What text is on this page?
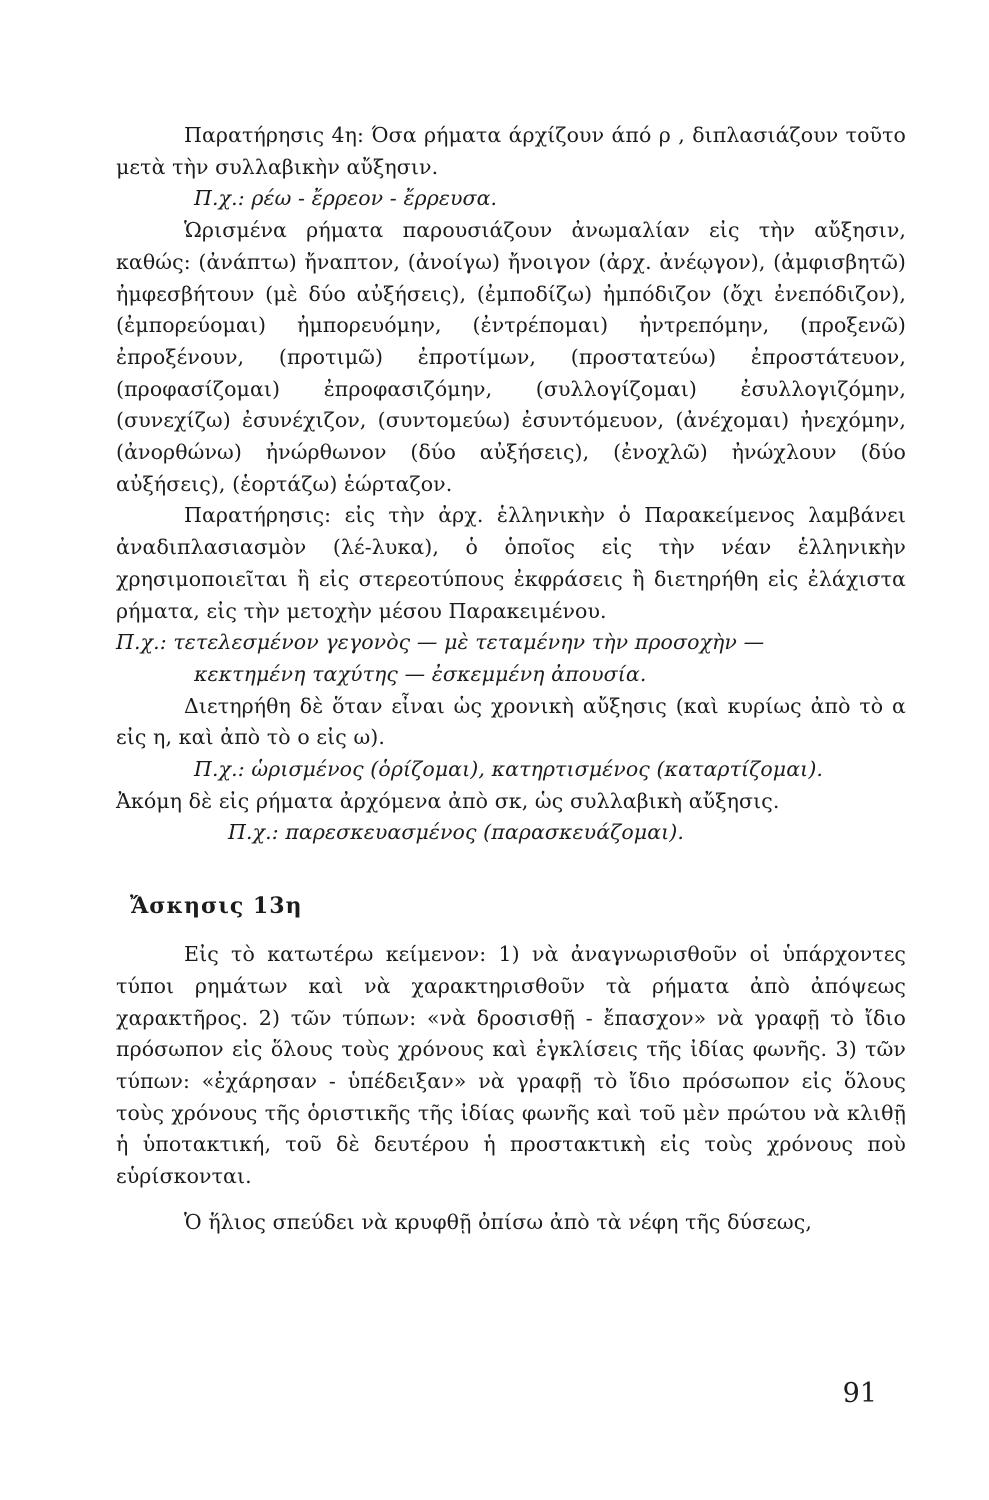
Παρατήρησις 4η: Όσα ρήματα άρχίζουν άπό ρ , διπλασιάζουν τοῦτο μετὰ τὴν συλλαβικὴν αὔξησιν.

Π.χ.: ρέω - ἔρρεον - ἔρρευσα.

Ὡρισμένα ρήματα παρουσιάζουν ἀνωμαλίαν εἰς τὴν αὔξησιν, καθώς: (ἀνάπτω) ἤναπτον, (ἀνοίγω) ἤνοιγον (ἀρχ. ἀνέῳγον), (ἀμφισβητῶ) ἠμφεσβήτουν (μὲ δύο αὐξήσεις), (ἐμποδίζω) ἠμπόδιζον (ὄχι ἐνεπόδιζον), (ἐμπορεύομαι) ἠμπορευόμην, (ἐντρέπομαι) ἠντρεπόμην, (προξενῶ) ἐπροξένουν, (προτιμῶ) ἐπροτίμων, (προστατεύω) ἐπροστάτευον, (προφασίζομαι) ἐπροφασιζόμην, (συλλογίζομαι) ἐσυλλογιζόμην, (συνεχίζω) ἐσυνέχιζον, (συντομεύω) ἐσυντόμευον, (ἀνέχομαι) ἠνεχόμην, (ἀνορθώνω) ἠνώρθωνον (δύο αὐξήσεις), (ἐνοχλῶ) ἠνώχλουν (δύο αὐξήσεις), (ἑορτάζω) ἑώρταζον.

Παρατήρησις: εἰς τὴν ἀρχ. ἑλληνικὴν ὁ Παρακείμενος λαμβάνει ἀναδιπλασιασμὸν (λέ-λυκα), ὁ ὁποῖος εἰς τὴν νέαν ἑλληνικὴν χρησιμοποιεῖται ἢ εἰς στερεοτύπους ἐκφράσεις ἢ διετηρήθη εἰς ἐλάχιστα ρήματα, εἰς τὴν μετοχὴν μέσου Παρακειμένου.

Π.χ.: τετελεσμένον γεγονὸς — μὲ τεταμένην τὴν προσοχὴν —

κεκτημένη ταχύτης — ἐσκεμμένη ἀπουσία.

Διετηρήθη δὲ ὅταν εἶναι ὡς χρονικὴ αὔξησις (καὶ κυρίως ἀπὸ τὸ α εἰς η, καὶ ἀπὸ τὸ ο εἰς ω).

Π.χ.: ὡρισμένος (ὁρίζομαι), κατηρτισμένος (καταρτίζομαι).

Ἀκόμη δὲ εἰς ρήματα ἀρχόμενα ἀπὸ σκ, ὡς συλλαβικὴ αὔξησις.

Π.χ.: παρεσκευασμένος (παρασκευάζομαι).

Ἄσκησις 13η

Εἰς τὸ κατωτέρω κείμενον: 1) νὰ ἀναγνωρισθοῦν οἱ ὑπάρχοντες τύποι ρημάτων καὶ νὰ χαρακτηρισθοῦν τὰ ρήματα ἀπὸ ἀπόψεως χαρακτῆρος. 2) τῶν τύπων: «νὰ δροσισθῇ - ἔπασχον» νὰ γραφῇ τὸ ἴδιο πρόσωπον εἰς ὅλους τοὺς χρόνους καὶ ἐγκλίσεις τῆς ἰδίας φωνῆς. 3) τῶν τύπων: «ἐχάρησαν - ὑπέδειξαν» νὰ γραφῇ τὸ ἴδιο πρόσωπον εἰς ὅλους τοὺς χρόνους τῆς ὁριστικῆς τῆς ἰδίας φωνῆς καὶ τοῦ μὲν πρώτου νὰ κλιθῇ ἡ ὑποτακτική, τοῦ δὲ δευτέρου ἡ προστακτικὴ εἰς τοὺς χρόνους ποὺ εὑρίσκονται.

Ὁ ἥλιος σπεύδει νὰ κρυφθῇ ὀπίσω ἀπὸ τὰ νέφη τῆς δύσεως,

91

----------------------------------------

— Problem details —
Leave out the pictures and copy everything else in the records word for word.

— Finished answer —
What text is on this page?
Παρατήρησις 4η: Όσα ρήματα άρχίζουν άπό ρ , διπλασιάζουν τοῦτο μετὰ τὴν συλλαβικὴν αὔξησιν.

Π.χ.: ρέω - ἔρρεον - ἔρρευσα.

Ὡρισμένα ρήματα παρουσιάζουν ἀνωμαλίαν εἰς τὴν αὔξησιν, καθώς: (ἀνάπτω) ἤναπτον, (ἀνοίγω) ἤνοιγον (ἀρχ. ἀνέῳγον), (ἀμφισβητῶ) ἠμφεσβήτουν (μὲ δύο αὐξήσεις), (ἐμποδίζω) ἠμπόδιζον (ὄχι ἐνεπόδιζον), (ἐμπορεύομαι) ἠμπορευόμην, (ἐντρέπομαι) ἠντρεπόμην, (προξενῶ) ἐπροξένουν, (προτιμῶ) ἐπροτίμων, (προστατεύω) ἐπροστάτευον, (προφασίζομαι) ἐπροφασιζόμην, (συλλογίζομαι) ἐσυλλογιζόμην, (συνεχίζω) ἐσυνέχιζον, (συντομεύω) ἐσυντόμευον, (ἀνέχομαι) ἠνεχόμην, (ἀνορθώνω) ἠνώρθωνον (δύο αὐξήσεις), (ἐνοχλῶ) ἠνώχλουν (δύο αὐξήσεις), (ἑορτάζω) ἑώρταζον.

Παρατήρησις: εἰς τὴν ἀρχ. ἑλληνικὴν ὁ Παρακείμενος λαμβάνει ἀναδιπλασιασμὸν (λέ-λυκα), ὁ ὁποῖος εἰς τὴν νέαν ἑλληνικὴν χρησιμοποιεῖται ἢ εἰς στερεοτύπους ἐκφράσεις ἢ διετηρήθη εἰς ἐλάχιστα ρήματα, εἰς τὴν μετοχὴν μέσου Παρακειμένου.

Π.χ.: τετελεσμένον γεγονὸς — μὲ τεταμένην τὴν προσοχὴν —

κεκτημένη ταχύτης — ἐσκεμμένη ἀπουσία.

Διετηρήθη δὲ ὅταν εἶναι ὡς χρονικὴ αὔξησις (καὶ κυρίως ἀπὸ τὸ α εἰς η, καὶ ἀπὸ τὸ ο εἰς ω).

Π.χ.: ὡρισμένος (ὁρίζομαι), κατηρτισμένος (καταρτίζομαι).

Ἀκόμη δὲ εἰς ρήματα ἀρχόμενα ἀπὸ σκ, ὡς συλλαβικὴ αὔξησις.

Π.χ.: παρεσκευασμένος (παρασκευάζομαι).

Ἄσκησις 13η

Εἰς τὸ κατωτέρω κείμενον: 1) νὰ ἀναγνωρισθοῦν οἱ ὑπάρχοντες τύποι ρημάτων καὶ νὰ χαρακτηρισθοῦν τὰ ρήματα ἀπὸ ἀπόψεως χαρακτῆρος. 2) τῶν τύπων: «νὰ δροσισθῇ - ἔπασχον» νὰ γραφῇ τὸ ἴδιο πρόσωπον εἰς ὅλους τοὺς χρόνους καὶ ἐγκλίσεις τῆς ἰδίας φωνῆς. 3) τῶν τύπων: «ἐχάρησαν - ὑπέδειξαν» νὰ γραφῇ τὸ ἴδιο πρόσωπον εἰς ὅλους τοὺς χρόνους τῆς ὁριστικῆς τῆς ἰδίας φωνῆς καὶ τοῦ μὲν πρώτου νὰ κλιθῇ ἡ ὑποτακτική, τοῦ δὲ δευτέρου ἡ προστακτικὴ εἰς τοὺς χρόνους ποὺ εὑρίσκονται.

Ὁ ἥλιος σπεύδει νὰ κρυφθῇ ὀπίσω ἀπὸ τὰ νέφη τῆς δύσεως,

91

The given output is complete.